◆ TASK DETAILS:
Your task is to copy every line of this material exactly.

◆ RAW RECORDS:
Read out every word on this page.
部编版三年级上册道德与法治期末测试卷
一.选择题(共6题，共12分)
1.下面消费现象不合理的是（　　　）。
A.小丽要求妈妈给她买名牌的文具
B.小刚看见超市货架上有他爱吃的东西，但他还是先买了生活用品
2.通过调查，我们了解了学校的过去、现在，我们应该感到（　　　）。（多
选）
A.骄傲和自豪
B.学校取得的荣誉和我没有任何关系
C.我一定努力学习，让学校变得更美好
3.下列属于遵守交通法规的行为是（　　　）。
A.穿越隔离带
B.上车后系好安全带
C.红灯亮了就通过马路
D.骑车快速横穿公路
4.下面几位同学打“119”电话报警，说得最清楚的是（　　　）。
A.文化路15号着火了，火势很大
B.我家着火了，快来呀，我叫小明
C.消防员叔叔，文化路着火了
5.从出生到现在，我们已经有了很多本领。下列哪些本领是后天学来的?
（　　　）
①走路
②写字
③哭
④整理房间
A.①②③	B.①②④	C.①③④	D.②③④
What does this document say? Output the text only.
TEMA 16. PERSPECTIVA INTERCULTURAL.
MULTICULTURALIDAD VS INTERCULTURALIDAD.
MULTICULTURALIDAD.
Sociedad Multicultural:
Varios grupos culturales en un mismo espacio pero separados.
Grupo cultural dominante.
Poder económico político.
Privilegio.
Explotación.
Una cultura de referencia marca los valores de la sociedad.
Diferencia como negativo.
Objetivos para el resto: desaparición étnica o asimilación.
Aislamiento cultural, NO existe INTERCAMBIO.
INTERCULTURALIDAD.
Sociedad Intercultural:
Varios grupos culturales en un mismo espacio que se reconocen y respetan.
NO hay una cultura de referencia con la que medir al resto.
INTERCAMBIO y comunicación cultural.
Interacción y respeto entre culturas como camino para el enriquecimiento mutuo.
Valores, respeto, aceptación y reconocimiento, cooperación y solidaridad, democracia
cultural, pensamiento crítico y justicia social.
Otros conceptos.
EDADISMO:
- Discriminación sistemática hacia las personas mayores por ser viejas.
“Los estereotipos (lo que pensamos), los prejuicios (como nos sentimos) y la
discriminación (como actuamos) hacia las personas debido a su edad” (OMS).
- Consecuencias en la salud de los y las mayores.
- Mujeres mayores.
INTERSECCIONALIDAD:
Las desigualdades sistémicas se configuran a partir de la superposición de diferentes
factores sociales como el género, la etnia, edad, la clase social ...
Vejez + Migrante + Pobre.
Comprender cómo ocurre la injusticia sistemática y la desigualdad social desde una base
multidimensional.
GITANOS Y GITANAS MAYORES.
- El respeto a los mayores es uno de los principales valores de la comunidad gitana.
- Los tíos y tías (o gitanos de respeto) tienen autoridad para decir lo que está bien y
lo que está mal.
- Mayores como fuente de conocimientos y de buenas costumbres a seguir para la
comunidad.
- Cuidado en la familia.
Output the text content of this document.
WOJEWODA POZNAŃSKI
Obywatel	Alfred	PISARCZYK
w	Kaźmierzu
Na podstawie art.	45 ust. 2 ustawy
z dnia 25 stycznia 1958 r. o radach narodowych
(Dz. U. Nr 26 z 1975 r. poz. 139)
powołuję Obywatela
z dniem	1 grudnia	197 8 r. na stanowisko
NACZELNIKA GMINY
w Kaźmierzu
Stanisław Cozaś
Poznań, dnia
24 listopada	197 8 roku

◆ ANSWER TO THE PROBLEM:
Read out every word on this page.
部编版三年级上册道德与法治期末测试卷
一.选择题(共6题，共12分)
1.下面消费现象不合理的是（　　　）。
A.小丽要求妈妈给她买名牌的文具
B.小刚看见超市货架上有他爱吃的东西，但他还是先买了生活用品
2.通过调查，我们了解了学校的过去、现在，我们应该感到（　　　）。（多
选）
A.骄傲和自豪
B.学校取得的荣誉和我没有任何关系
C.我一定努力学习，让学校变得更美好
3.下列属于遵守交通法规的行为是（　　　）。
A.穿越隔离带
B.上车后系好安全带
C.红灯亮了就通过马路
D.骑车快速横穿公路
4.下面几位同学打“119”电话报警，说得最清楚的是（　　　）。
A.文化路15号着火了，火势很大
B.我家着火了，快来呀，我叫小明
C.消防员叔叔，文化路着火了
5.从出生到现在，我们已经有了很多本领。下列哪些本领是后天学来的?
（　　　）
①走路
②写字
③哭
④整理房间
A.①②③	B.①②④	C.①③④	D.②③④
What does this document say? Output the text only.
TEMA 16. PERSPECTIVA INTERCULTURAL.
MULTICULTURALIDAD VS INTERCULTURALIDAD.
MULTICULTURALIDAD.
Sociedad Multicultural:
Varios grupos culturales en un mismo espacio pero separados.
Grupo cultural dominante.
Poder económico político.
Privilegio.
Explotación.
Una cultura de referencia marca los valores de la sociedad.
Diferencia como negativo.
Objetivos para el resto: desaparición étnica o asimilación.
Aislamiento cultural, NO existe INTERCAMBIO.
INTERCULTURALIDAD.
Sociedad Intercultural:
Varios grupos culturales en un mismo espacio que se reconocen y respetan.
NO hay una cultura de referencia con la que medir al resto.
INTERCAMBIO y comunicación cultural.
Interacción y respeto entre culturas como camino para el enriquecimiento mutuo.
Valores, respeto, aceptación y reconocimiento, cooperación y solidaridad, democracia
cultural, pensamiento crítico y justicia social.
Otros conceptos.
EDADISMO:
- Discriminación sistemática hacia las personas mayores por ser viejas.
“Los estereotipos (lo que pensamos), los prejuicios (como nos sentimos) y la
discriminación (como actuamos) hacia las personas debido a su edad” (OMS).
- Consecuencias en la salud de los y las mayores.
- Mujeres mayores.
INTERSECCIONALIDAD:
Las desigualdades sistémicas se configuran a partir de la superposición de diferentes
factores sociales como el género, la etnia, edad, la clase social ...
Vejez + Migrante + Pobre.
Comprender cómo ocurre la injusticia sistemática y la desigualdad social desde una base
multidimensional.
GITANOS Y GITANAS MAYORES.
- El respeto a los mayores es uno de los principales valores de la comunidad gitana.
- Los tíos y tías (o gitanos de respeto) tienen autoridad para decir lo que está bien y
lo que está mal.
- Mayores como fuente de conocimientos y de buenas costumbres a seguir para la
comunidad.
- Cuidado en la familia.
Output the text content of this document.
WOJEWODA POZNAŃSKI
Obywatel	Alfred	PISARCZYK
w	Kaźmierzu
Na podstawie art.	45 ust. 2 ustawy
z dnia 25 stycznia 1958 r. o radach narodowych
(Dz. U. Nr 26 z 1975 r. poz. 139)
powołuję Obywatela
z dniem	1 grudnia	197 8 r. na stanowisko
NACZELNIKA GMINY
w Kaźmierzu
Stanisław Cozaś
Poznań, dnia
24 listopada	197 8 roku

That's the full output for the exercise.